_Problem to solve_.
Transcribe the records that follow, preserving every word.
>> BEGIN Data for this task
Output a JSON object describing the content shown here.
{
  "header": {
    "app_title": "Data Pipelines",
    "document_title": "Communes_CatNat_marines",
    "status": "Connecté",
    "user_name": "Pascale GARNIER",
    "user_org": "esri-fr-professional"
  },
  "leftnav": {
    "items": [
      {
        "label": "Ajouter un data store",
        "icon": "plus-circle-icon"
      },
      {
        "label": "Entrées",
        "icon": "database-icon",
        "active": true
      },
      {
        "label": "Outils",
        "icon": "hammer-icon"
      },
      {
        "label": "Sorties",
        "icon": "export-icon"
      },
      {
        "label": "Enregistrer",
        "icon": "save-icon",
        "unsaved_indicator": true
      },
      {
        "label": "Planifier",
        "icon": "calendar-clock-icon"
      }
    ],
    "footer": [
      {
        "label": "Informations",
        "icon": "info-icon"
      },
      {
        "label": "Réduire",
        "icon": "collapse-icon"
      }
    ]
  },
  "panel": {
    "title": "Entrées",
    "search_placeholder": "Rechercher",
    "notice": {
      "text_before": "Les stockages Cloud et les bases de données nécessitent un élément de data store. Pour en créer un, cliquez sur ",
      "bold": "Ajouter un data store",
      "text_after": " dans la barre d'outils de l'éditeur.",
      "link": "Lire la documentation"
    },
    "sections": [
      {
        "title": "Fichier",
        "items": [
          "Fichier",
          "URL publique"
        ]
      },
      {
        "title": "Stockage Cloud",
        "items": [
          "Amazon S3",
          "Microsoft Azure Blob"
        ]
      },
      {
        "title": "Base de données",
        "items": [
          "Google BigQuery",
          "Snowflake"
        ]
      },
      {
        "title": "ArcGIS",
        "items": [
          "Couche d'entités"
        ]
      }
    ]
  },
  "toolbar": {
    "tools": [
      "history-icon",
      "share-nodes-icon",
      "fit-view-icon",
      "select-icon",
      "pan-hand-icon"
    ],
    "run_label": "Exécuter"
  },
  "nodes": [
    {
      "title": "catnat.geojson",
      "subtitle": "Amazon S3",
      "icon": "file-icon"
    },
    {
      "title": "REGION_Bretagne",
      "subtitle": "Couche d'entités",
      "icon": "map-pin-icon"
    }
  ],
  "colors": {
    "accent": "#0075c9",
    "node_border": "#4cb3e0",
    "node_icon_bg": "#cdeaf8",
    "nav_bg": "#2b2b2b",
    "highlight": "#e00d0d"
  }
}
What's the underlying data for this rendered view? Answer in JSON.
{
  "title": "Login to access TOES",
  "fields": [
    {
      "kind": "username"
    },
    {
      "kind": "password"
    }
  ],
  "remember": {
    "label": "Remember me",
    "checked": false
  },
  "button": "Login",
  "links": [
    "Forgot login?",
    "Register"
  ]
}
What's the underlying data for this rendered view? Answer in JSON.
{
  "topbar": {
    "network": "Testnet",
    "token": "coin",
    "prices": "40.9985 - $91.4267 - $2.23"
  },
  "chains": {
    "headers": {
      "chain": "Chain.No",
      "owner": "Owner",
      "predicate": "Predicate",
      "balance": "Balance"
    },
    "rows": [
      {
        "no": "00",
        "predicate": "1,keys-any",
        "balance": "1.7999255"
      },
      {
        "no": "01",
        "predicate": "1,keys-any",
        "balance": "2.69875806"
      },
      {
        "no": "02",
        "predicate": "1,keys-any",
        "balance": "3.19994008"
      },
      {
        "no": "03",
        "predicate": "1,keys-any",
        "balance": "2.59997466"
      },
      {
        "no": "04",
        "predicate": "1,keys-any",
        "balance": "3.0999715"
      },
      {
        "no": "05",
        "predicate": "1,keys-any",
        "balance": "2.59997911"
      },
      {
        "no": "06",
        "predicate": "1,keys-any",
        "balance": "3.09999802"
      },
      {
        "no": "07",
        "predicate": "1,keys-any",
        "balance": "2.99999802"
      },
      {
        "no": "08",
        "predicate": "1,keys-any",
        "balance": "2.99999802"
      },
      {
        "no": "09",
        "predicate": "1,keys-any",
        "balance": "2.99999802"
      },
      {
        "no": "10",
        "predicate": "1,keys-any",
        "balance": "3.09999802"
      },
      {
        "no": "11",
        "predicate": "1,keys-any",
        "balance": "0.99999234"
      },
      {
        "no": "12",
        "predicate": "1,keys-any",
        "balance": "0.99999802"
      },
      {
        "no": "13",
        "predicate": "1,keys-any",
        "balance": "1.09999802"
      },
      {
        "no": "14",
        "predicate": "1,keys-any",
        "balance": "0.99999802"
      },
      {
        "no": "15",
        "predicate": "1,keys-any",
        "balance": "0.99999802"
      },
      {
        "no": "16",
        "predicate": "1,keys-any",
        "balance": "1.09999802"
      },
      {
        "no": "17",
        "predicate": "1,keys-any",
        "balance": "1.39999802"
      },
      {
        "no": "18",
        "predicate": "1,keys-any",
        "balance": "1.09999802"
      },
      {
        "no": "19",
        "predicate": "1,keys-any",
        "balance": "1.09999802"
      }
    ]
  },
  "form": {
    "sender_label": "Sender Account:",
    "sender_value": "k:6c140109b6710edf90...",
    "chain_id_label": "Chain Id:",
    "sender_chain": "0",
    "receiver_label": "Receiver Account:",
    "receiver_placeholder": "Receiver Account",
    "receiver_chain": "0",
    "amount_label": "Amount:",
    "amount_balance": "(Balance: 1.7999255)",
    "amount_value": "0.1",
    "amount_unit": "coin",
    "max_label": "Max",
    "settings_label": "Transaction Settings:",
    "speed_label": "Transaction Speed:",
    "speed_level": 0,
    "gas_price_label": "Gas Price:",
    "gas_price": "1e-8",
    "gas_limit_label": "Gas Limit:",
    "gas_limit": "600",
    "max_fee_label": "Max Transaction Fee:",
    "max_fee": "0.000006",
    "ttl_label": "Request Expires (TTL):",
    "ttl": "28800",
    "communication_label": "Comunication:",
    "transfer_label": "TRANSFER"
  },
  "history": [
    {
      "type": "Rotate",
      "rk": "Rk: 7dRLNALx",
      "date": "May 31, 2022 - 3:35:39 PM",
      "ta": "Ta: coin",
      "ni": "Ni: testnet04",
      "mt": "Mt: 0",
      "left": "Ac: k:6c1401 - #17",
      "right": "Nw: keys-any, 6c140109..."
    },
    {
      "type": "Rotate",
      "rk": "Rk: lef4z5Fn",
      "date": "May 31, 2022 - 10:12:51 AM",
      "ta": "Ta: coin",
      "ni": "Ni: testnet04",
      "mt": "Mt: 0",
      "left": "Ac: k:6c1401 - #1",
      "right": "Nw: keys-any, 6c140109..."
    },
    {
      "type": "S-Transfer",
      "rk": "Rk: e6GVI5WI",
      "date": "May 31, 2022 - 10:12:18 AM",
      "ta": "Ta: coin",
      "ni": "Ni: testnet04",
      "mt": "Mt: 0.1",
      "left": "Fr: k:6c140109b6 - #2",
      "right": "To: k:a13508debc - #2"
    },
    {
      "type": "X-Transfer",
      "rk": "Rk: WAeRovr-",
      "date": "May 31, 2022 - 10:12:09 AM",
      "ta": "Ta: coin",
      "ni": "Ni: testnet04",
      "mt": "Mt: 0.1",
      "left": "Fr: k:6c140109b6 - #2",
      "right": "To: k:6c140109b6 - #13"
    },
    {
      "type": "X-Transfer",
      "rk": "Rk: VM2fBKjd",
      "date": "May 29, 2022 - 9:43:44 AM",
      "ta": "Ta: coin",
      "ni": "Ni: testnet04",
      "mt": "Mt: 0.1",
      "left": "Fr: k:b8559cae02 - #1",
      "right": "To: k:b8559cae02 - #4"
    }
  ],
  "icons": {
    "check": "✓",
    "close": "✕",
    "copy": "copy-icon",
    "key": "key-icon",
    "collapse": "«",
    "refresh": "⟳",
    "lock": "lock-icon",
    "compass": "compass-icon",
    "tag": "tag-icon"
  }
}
>> END Data for this task
_Response to this exercise_.
Output a JSON object describing the content shown here.
{
  "header": {
    "app_title": "Data Pipelines",
    "document_title": "Communes_CatNat_marines",
    "status": "Connecté",
    "user_name": "Pascale GARNIER",
    "user_org": "esri-fr-professional"
  },
  "leftnav": {
    "items": [
      {
        "label": "Ajouter un data store",
        "icon": "plus-circle-icon"
      },
      {
        "label": "Entrées",
        "icon": "database-icon",
        "active": true
      },
      {
        "label": "Outils",
        "icon": "hammer-icon"
      },
      {
        "label": "Sorties",
        "icon": "export-icon"
      },
      {
        "label": "Enregistrer",
        "icon": "save-icon",
        "unsaved_indicator": true
      },
      {
        "label": "Planifier",
        "icon": "calendar-clock-icon"
      }
    ],
    "footer": [
      {
        "label": "Informations",
        "icon": "info-icon"
      },
      {
        "label": "Réduire",
        "icon": "collapse-icon"
      }
    ]
  },
  "panel": {
    "title": "Entrées",
    "search_placeholder": "Rechercher",
    "notice": {
      "text_before": "Les stockages Cloud et les bases de données nécessitent un élément de data store. Pour en créer un, cliquez sur ",
      "bold": "Ajouter un data store",
      "text_after": " dans la barre d'outils de l'éditeur.",
      "link": "Lire la documentation"
    },
    "sections": [
      {
        "title": "Fichier",
        "items": [
          "Fichier",
          "URL publique"
        ]
      },
      {
        "title": "Stockage Cloud",
        "items": [
          "Amazon S3",
          "Microsoft Azure Blob"
        ]
      },
      {
        "title": "Base de données",
        "items": [
          "Google BigQuery",
          "Snowflake"
        ]
      },
      {
        "title": "ArcGIS",
        "items": [
          "Couche d'entités"
        ]
      }
    ]
  },
  "toolbar": {
    "tools": [
      "history-icon",
      "share-nodes-icon",
      "fit-view-icon",
      "select-icon",
      "pan-hand-icon"
    ],
    "run_label": "Exécuter"
  },
  "nodes": [
    {
      "title": "catnat.geojson",
      "subtitle": "Amazon S3",
      "icon": "file-icon"
    },
    {
      "title": "REGION_Bretagne",
      "subtitle": "Couche d'entités",
      "icon": "map-pin-icon"
    }
  ],
  "colors": {
    "accent": "#0075c9",
    "node_border": "#4cb3e0",
    "node_icon_bg": "#cdeaf8",
    "nav_bg": "#2b2b2b",
    "highlight": "#e00d0d"
  }
}
What's the underlying data for this rendered view? Answer in JSON.
{
  "title": "Login to access TOES",
  "fields": [
    {
      "kind": "username"
    },
    {
      "kind": "password"
    }
  ],
  "remember": {
    "label": "Remember me",
    "checked": false
  },
  "button": "Login",
  "links": [
    "Forgot login?",
    "Register"
  ]
}
What's the underlying data for this rendered view? Answer in JSON.
{
  "topbar": {
    "network": "Testnet",
    "token": "coin",
    "prices": "40.9985 - $91.4267 - $2.23"
  },
  "chains": {
    "headers": {
      "chain": "Chain.No",
      "owner": "Owner",
      "predicate": "Predicate",
      "balance": "Balance"
    },
    "rows": [
      {
        "no": "00",
        "predicate": "1,keys-any",
        "balance": "1.7999255"
      },
      {
        "no": "01",
        "predicate": "1,keys-any",
        "balance": "2.69875806"
      },
      {
        "no": "02",
        "predicate": "1,keys-any",
        "balance": "3.19994008"
      },
      {
        "no": "03",
        "predicate": "1,keys-any",
        "balance": "2.59997466"
      },
      {
        "no": "04",
        "predicate": "1,keys-any",
        "balance": "3.0999715"
      },
      {
        "no": "05",
        "predicate": "1,keys-any",
        "balance": "2.59997911"
      },
      {
        "no": "06",
        "predicate": "1,keys-any",
        "balance": "3.09999802"
      },
      {
        "no": "07",
        "predicate": "1,keys-any",
        "balance": "2.99999802"
      },
      {
        "no": "08",
        "predicate": "1,keys-any",
        "balance": "2.99999802"
      },
      {
        "no": "09",
        "predicate": "1,keys-any",
        "balance": "2.99999802"
      },
      {
        "no": "10",
        "predicate": "1,keys-any",
        "balance": "3.09999802"
      },
      {
        "no": "11",
        "predicate": "1,keys-any",
        "balance": "0.99999234"
      },
      {
        "no": "12",
        "predicate": "1,keys-any",
        "balance": "0.99999802"
      },
      {
        "no": "13",
        "predicate": "1,keys-any",
        "balance": "1.09999802"
      },
      {
        "no": "14",
        "predicate": "1,keys-any",
        "balance": "0.99999802"
      },
      {
        "no": "15",
        "predicate": "1,keys-any",
        "balance": "0.99999802"
      },
      {
        "no": "16",
        "predicate": "1,keys-any",
        "balance": "1.09999802"
      },
      {
        "no": "17",
        "predicate": "1,keys-any",
        "balance": "1.39999802"
      },
      {
        "no": "18",
        "predicate": "1,keys-any",
        "balance": "1.09999802"
      },
      {
        "no": "19",
        "predicate": "1,keys-any",
        "balance": "1.09999802"
      }
    ]
  },
  "form": {
    "sender_label": "Sender Account:",
    "sender_value": "k:6c140109b6710edf90...",
    "chain_id_label": "Chain Id:",
    "sender_chain": "0",
    "receiver_label": "Receiver Account:",
    "receiver_placeholder": "Receiver Account",
    "receiver_chain": "0",
    "amount_label": "Amount:",
    "amount_balance": "(Balance: 1.7999255)",
    "amount_value": "0.1",
    "amount_unit": "coin",
    "max_label": "Max",
    "settings_label": "Transaction Settings:",
    "speed_label": "Transaction Speed:",
    "speed_level": 0,
    "gas_price_label": "Gas Price:",
    "gas_price": "1e-8",
    "gas_limit_label": "Gas Limit:",
    "gas_limit": "600",
    "max_fee_label": "Max Transaction Fee:",
    "max_fee": "0.000006",
    "ttl_label": "Request Expires (TTL):",
    "ttl": "28800",
    "communication_label": "Comunication:",
    "transfer_label": "TRANSFER"
  },
  "history": [
    {
      "type": "Rotate",
      "rk": "Rk: 7dRLNALx",
      "date": "May 31, 2022 - 3:35:39 PM",
      "ta": "Ta: coin",
      "ni": "Ni: testnet04",
      "mt": "Mt: 0",
      "left": "Ac: k:6c1401 - #17",
      "right": "Nw: keys-any, 6c140109..."
    },
    {
      "type": "Rotate",
      "rk": "Rk: lef4z5Fn",
      "date": "May 31, 2022 - 10:12:51 AM",
      "ta": "Ta: coin",
      "ni": "Ni: testnet04",
      "mt": "Mt: 0",
      "left": "Ac: k:6c1401 - #1",
      "right": "Nw: keys-any, 6c140109..."
    },
    {
      "type": "S-Transfer",
      "rk": "Rk: e6GVI5WI",
      "date": "May 31, 2022 - 10:12:18 AM",
      "ta": "Ta: coin",
      "ni": "Ni: testnet04",
      "mt": "Mt: 0.1",
      "left": "Fr: k:6c140109b6 - #2",
      "right": "To: k:a13508debc - #2"
    },
    {
      "type": "X-Transfer",
      "rk": "Rk: WAeRovr-",
      "date": "May 31, 2022 - 10:12:09 AM",
      "ta": "Ta: coin",
      "ni": "Ni: testnet04",
      "mt": "Mt: 0.1",
      "left": "Fr: k:6c140109b6 - #2",
      "right": "To: k:6c140109b6 - #13"
    },
    {
      "type": "X-Transfer",
      "rk": "Rk: VM2fBKjd",
      "date": "May 29, 2022 - 9:43:44 AM",
      "ta": "Ta: coin",
      "ni": "Ni: testnet04",
      "mt": "Mt: 0.1",
      "left": "Fr: k:b8559cae02 - #1",
      "right": "To: k:b8559cae02 - #4"
    }
  ],
  "icons": {
    "check": "✓",
    "close": "✕",
    "copy": "copy-icon",
    "key": "key-icon",
    "collapse": "«",
    "refresh": "⟳",
    "lock": "lock-icon",
    "compass": "compass-icon",
    "tag": "tag-icon"
  }
}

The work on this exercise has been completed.